→ **REQUIREMENT**: Retype the full set of records. Keep every character identical.

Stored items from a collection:
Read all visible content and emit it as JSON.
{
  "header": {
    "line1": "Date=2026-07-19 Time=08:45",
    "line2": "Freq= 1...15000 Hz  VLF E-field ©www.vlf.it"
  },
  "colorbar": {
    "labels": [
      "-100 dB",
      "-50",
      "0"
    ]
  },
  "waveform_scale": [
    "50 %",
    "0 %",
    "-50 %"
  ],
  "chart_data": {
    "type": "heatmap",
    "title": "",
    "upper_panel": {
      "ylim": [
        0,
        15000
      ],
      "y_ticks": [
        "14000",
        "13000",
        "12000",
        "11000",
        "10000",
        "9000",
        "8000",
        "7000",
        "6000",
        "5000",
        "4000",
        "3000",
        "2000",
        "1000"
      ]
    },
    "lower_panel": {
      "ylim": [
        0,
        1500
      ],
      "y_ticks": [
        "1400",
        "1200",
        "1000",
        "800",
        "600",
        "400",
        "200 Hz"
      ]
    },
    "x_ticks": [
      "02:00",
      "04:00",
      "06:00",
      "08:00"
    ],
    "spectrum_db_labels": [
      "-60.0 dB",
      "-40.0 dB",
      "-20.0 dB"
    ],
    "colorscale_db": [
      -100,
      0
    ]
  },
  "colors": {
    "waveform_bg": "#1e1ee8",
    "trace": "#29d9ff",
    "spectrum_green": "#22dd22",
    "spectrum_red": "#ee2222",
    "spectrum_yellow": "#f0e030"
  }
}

→ **WRITTEN ANSWER**:
Read all visible content and emit it as JSON.
{
  "header": {
    "line1": "Date=2026-07-19 Time=08:45",
    "line2": "Freq= 1...15000 Hz  VLF E-field ©www.vlf.it"
  },
  "colorbar": {
    "labels": [
      "-100 dB",
      "-50",
      "0"
    ]
  },
  "waveform_scale": [
    "50 %",
    "0 %",
    "-50 %"
  ],
  "chart_data": {
    "type": "heatmap",
    "title": "",
    "upper_panel": {
      "ylim": [
        0,
        15000
      ],
      "y_ticks": [
        "14000",
        "13000",
        "12000",
        "11000",
        "10000",
        "9000",
        "8000",
        "7000",
        "6000",
        "5000",
        "4000",
        "3000",
        "2000",
        "1000"
      ]
    },
    "lower_panel": {
      "ylim": [
        0,
        1500
      ],
      "y_ticks": [
        "1400",
        "1200",
        "1000",
        "800",
        "600",
        "400",
        "200 Hz"
      ]
    },
    "x_ticks": [
      "02:00",
      "04:00",
      "06:00",
      "08:00"
    ],
    "spectrum_db_labels": [
      "-60.0 dB",
      "-40.0 dB",
      "-20.0 dB"
    ],
    "colorscale_db": [
      -100,
      0
    ]
  },
  "colors": {
    "waveform_bg": "#1e1ee8",
    "trace": "#29d9ff",
    "spectrum_green": "#22dd22",
    "spectrum_red": "#ee2222",
    "spectrum_yellow": "#f0e030"
  }
}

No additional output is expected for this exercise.